■ **Task objective**: Write out each line of the listing as it stands, without the images.

■ **Collection entries**:
..............................
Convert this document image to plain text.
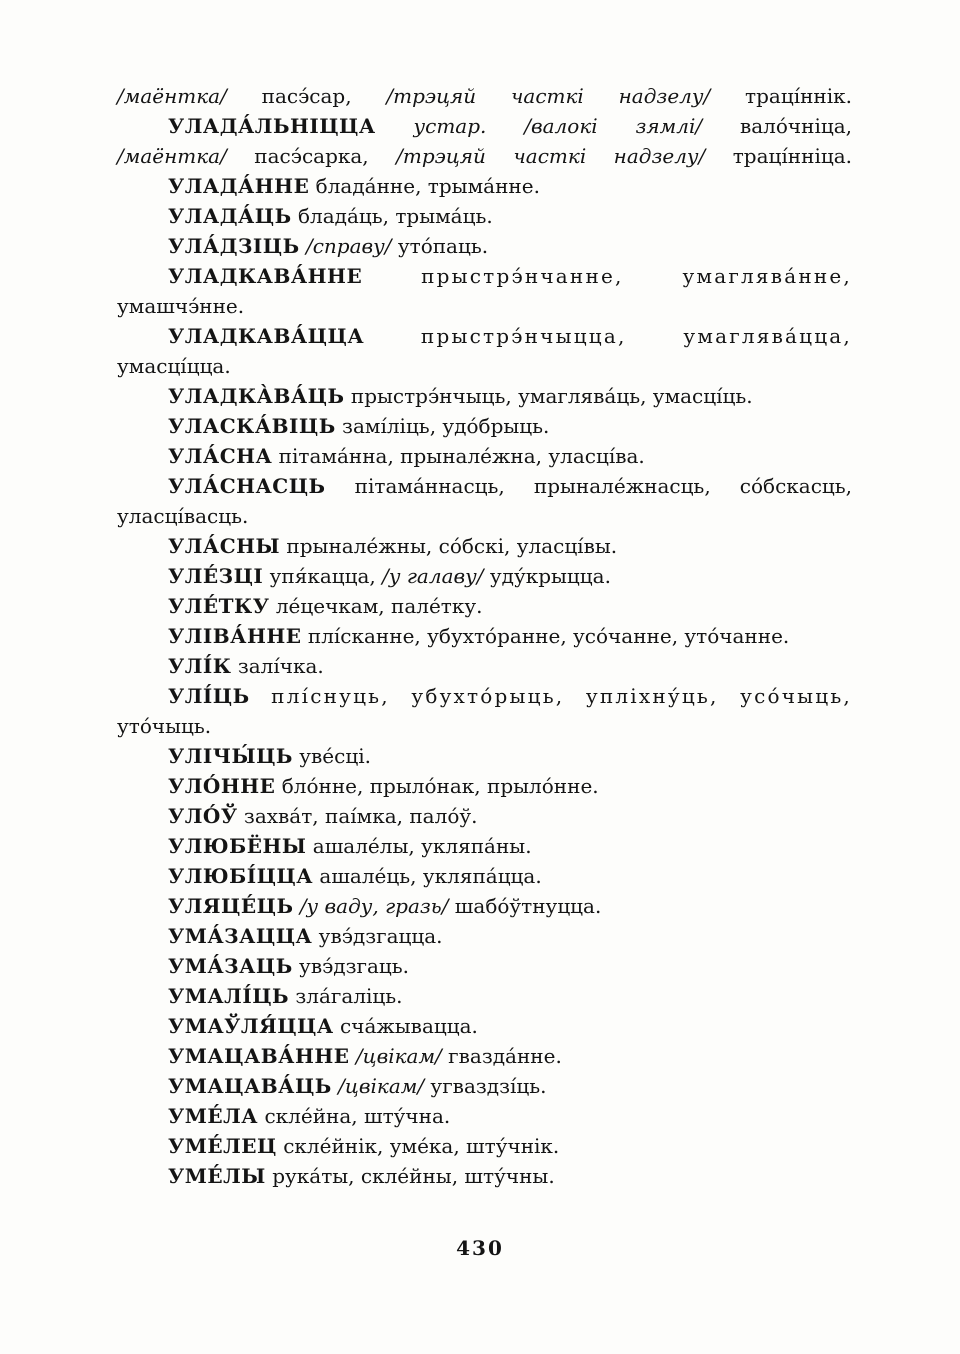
/маёнтка/ пасэ́сар, /трэцяй часткі надзелу/ траці́ннік.
УЛАДА́ЛЬНІЦЦА устар. /валокі зямлі/ вало́чніца,
/маёнтка/ пасэ́сарка, /трэцяй часткі надзелу/ траці́нніца.
УЛАДА́ННЕ блада́нне, трыма́нне.
УЛАДА́ЦЬ блада́ць, трыма́ць.
УЛА́ДЗІЦЬ /справу/ уто́паць.
УЛАДКАВА́ННЕ прыстрэ́нчанне, умаглява́нне,
умашчэ́нне.
УЛАДКАВА́ЦЦА прыстрэ́нчыцца, умаглява́цца,
умасці́цца.
УЛАДКА̀ВА́ЦЬ прыстрэ́нчыць, умаглява́ць, умасці́ць.
УЛАСКА́ВІЦЬ замі́ліць, удо́брыць.
УЛА́СНА пітама́нна, прынале́жна, уласці́ва.
УЛА́СНАСЦЬ пітама́ннасць, прынале́жнасць, со́бскасць,
уласці́васць.
УЛА́СНЫ прынале́жны, со́бскі, уласці́вы.
УЛЕ́ЗЦІ упя́кацца, /у галаву/ уду́крыцца.
УЛЕ́ТКУ ле́цечкам, пале́тку.
УЛІВА́ННЕ плі́сканне, убухто́ранне, усо́чанне, уто́чанне.
УЛІ́К залі́чка.
УЛІ́ЦЬ плі́снуць, убухто́рыць, упліхну́ць, усо́чыць,
уто́чыць.
УЛІЧЫ́ЦЬ уве́сці.
УЛО́ННЕ бло́нне, прыло́нак, прыло́нне.
УЛО́Ў захва́т, паі́мка, пало́ў.
УЛЮБЁНЫ ашале́лы, укляпа́ны.
УЛЮБІ́ЦЦА ашале́ць, укляпа́цца.
УЛЯЦЕ́ЦЬ /у ваду, гразь/ шабо́ўтнуцца.
УМА́ЗАЦЦА увэ́дзгацца.
УМА́ЗАЦЬ увэ́дзгаць.
УМАЛІ́ЦЬ зла́галіць.
УМАЎЛЯ́ЦЦА сча́жывацца.
УМАЦАВА́ННЕ /цвікам/ гвазда́нне.
УМАЦАВА́ЦЬ /цвікам/ угваздзі́ць.
УМЕ́ЛА скле́йна, шту́чна.
УМЕ́ЛЕЦ скле́йнік, уме́ка, шту́чнік.
УМЕ́ЛЫ рука́ты, скле́йны, шту́чны.
430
..............................
■ **Written reply**:
Convert this document image to plain text.
/маёнтка/ пасэ́сар, /трэцяй часткі надзелу/ траці́ннік.
УЛАДА́ЛЬНІЦЦА устар. /валокі зямлі/ вало́чніца,
/маёнтка/ пасэ́сарка, /трэцяй часткі надзелу/ траці́нніца.
УЛАДА́ННЕ блада́нне, трыма́нне.
УЛАДА́ЦЬ блада́ць, трыма́ць.
УЛА́ДЗІЦЬ /справу/ уто́паць.
УЛАДКАВА́ННЕ прыстрэ́нчанне, умаглява́нне,
умашчэ́нне.
УЛАДКАВА́ЦЦА прыстрэ́нчыцца, умаглява́цца,
умасці́цца.
УЛАДКА̀ВА́ЦЬ прыстрэ́нчыць, умаглява́ць, умасці́ць.
УЛАСКА́ВІЦЬ замі́ліць, удо́брыць.
УЛА́СНА пітама́нна, прынале́жна, уласці́ва.
УЛА́СНАСЦЬ пітама́ннасць, прынале́жнасць, со́бскасць,
уласці́васць.
УЛА́СНЫ прынале́жны, со́бскі, уласці́вы.
УЛЕ́ЗЦІ упя́кацца, /у галаву/ уду́крыцца.
УЛЕ́ТКУ ле́цечкам, пале́тку.
УЛІВА́ННЕ плі́сканне, убухто́ранне, усо́чанне, уто́чанне.
УЛІ́К залі́чка.
УЛІ́ЦЬ плі́снуць, убухто́рыць, упліхну́ць, усо́чыць,
уто́чыць.
УЛІЧЫ́ЦЬ уве́сці.
УЛО́ННЕ бло́нне, прыло́нак, прыло́нне.
УЛО́Ў захва́т, паі́мка, пало́ў.
УЛЮБЁНЫ ашале́лы, укляпа́ны.
УЛЮБІ́ЦЦА ашале́ць, укляпа́цца.
УЛЯЦЕ́ЦЬ /у ваду, гразь/ шабо́ўтнуцца.
УМА́ЗАЦЦА увэ́дзгацца.
УМА́ЗАЦЬ увэ́дзгаць.
УМАЛІ́ЦЬ зла́галіць.
УМАЎЛЯ́ЦЦА сча́жывацца.
УМАЦАВА́ННЕ /цвікам/ гвазда́нне.
УМАЦАВА́ЦЬ /цвікам/ угваздзі́ць.
УМЕ́ЛА скле́йна, шту́чна.
УМЕ́ЛЕЦ скле́йнік, уме́ка, шту́чнік.
УМЕ́ЛЫ рука́ты, скле́йны, шту́чны.
430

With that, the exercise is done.